### Material provided
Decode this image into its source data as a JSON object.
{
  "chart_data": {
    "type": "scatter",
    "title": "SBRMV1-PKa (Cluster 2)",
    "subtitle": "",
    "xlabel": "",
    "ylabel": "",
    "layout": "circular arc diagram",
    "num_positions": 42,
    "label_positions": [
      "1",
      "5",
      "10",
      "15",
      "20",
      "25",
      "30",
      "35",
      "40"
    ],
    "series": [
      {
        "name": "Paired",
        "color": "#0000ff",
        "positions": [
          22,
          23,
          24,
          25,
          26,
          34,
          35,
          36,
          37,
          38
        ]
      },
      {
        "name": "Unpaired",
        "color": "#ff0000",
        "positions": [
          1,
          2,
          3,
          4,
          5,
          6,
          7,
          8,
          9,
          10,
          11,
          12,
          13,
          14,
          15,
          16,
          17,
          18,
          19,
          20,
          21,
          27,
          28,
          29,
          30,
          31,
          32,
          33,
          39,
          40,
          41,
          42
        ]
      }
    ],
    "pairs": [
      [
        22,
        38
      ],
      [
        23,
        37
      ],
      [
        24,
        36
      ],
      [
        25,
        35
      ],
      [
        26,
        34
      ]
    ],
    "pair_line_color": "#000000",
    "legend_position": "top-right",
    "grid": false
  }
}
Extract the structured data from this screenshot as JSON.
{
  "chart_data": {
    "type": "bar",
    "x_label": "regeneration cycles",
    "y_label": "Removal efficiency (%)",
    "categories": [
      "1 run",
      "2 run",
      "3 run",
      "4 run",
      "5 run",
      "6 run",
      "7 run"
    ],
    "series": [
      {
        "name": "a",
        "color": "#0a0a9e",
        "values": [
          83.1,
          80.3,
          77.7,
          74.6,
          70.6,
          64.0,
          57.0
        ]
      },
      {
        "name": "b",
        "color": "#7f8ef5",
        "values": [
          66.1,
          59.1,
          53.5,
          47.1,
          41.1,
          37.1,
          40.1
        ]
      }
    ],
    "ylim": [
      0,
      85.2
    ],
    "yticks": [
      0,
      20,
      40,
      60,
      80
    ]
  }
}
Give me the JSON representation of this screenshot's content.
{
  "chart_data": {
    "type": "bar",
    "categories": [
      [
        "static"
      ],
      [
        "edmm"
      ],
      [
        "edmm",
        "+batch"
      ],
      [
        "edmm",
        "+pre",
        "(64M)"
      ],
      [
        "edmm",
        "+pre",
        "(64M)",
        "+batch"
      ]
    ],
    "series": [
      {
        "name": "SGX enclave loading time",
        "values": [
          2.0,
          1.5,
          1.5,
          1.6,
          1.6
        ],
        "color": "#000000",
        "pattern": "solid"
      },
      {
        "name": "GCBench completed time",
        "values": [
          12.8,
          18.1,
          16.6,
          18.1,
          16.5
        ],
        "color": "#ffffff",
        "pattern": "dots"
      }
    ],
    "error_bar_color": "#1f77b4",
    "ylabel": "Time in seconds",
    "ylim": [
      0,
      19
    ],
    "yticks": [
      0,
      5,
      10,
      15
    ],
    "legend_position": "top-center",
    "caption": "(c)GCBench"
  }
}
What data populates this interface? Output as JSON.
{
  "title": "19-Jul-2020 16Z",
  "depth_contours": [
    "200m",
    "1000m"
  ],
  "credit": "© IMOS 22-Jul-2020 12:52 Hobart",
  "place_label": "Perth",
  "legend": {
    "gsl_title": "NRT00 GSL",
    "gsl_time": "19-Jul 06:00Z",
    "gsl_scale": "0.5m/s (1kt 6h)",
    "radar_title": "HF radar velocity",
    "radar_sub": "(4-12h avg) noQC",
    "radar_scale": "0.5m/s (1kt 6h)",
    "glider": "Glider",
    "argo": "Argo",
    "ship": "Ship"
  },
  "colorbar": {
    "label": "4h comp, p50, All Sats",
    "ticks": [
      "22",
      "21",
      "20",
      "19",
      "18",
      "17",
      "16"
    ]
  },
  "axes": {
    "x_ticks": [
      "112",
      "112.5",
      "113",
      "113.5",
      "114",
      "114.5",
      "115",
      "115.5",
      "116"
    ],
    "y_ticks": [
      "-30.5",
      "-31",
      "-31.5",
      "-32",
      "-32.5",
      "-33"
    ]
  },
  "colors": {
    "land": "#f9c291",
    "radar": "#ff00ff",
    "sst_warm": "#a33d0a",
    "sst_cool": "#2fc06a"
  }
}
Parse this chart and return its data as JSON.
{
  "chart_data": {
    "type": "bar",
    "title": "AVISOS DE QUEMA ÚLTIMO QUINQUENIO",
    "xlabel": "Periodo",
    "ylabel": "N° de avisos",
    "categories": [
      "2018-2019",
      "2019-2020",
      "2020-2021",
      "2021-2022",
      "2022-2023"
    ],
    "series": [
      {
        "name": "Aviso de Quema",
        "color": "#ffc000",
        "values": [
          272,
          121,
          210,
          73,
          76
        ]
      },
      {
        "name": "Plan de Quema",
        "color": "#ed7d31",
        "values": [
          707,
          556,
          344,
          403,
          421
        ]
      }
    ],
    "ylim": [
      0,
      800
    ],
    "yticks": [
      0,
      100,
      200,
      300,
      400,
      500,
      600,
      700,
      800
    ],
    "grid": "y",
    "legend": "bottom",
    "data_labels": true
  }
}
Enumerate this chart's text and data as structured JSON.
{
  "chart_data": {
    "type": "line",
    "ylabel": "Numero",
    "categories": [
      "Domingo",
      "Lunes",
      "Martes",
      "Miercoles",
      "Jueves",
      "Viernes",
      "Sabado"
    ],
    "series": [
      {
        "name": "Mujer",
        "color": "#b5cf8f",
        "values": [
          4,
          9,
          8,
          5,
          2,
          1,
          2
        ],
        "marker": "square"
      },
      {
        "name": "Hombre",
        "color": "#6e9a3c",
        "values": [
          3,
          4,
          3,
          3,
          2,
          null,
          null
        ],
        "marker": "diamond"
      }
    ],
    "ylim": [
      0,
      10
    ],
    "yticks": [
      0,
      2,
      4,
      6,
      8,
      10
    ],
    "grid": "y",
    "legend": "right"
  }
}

### Problem description
Only a number is wanted: how many lines of the material include the word "this".

### Worked answer
6